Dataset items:
···
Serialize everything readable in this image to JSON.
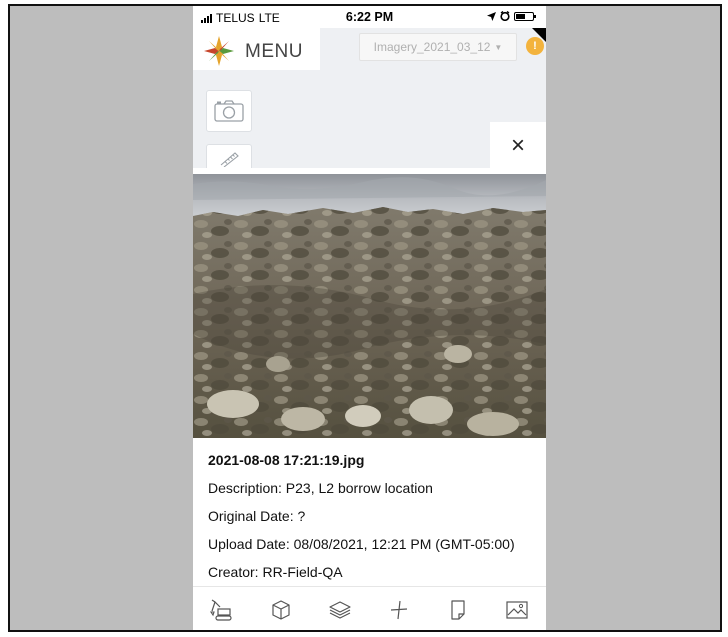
{
  "status_bar": {
    "carrier": "TELUS",
    "network": "LTE",
    "time": "6:22 PM"
  },
  "header": {
    "menu_label": "MENU",
    "imagery_select_value": "Imagery_2021_03_12",
    "info_badge": "!"
  },
  "tools": {
    "camera_icon": "camera-icon",
    "ruler_icon": "ruler-icon"
  },
  "close_icon": "×",
  "photo_panel": {
    "filename": "2021-08-08 17:21:19.jpg",
    "description": "Description: P23, L2 borrow location",
    "original_date": "Original Date: ?",
    "upload_date": "Upload Date: 08/08/2021, 12:21 PM (GMT-05:00)",
    "creator": "Creator: RR-Field-QA"
  },
  "bottom_nav": [
    {
      "icon": "excavator-icon"
    },
    {
      "icon": "cube-icon"
    },
    {
      "icon": "layers-icon"
    },
    {
      "icon": "crosshair-icon"
    },
    {
      "icon": "document-icon"
    },
    {
      "icon": "image-icon"
    }
  ],
  "colors": {
    "accent_orange": "#f3b33d",
    "background": "#eef0f3"
  }
}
···
Stated problem:
Copy every line in the listing above where the string "Date" turns up.

In response:
    "original_date": "Original Date: ?",
    "upload_date": "Upload Date: 08/08/2021, 12:21 PM (GMT-05:00)",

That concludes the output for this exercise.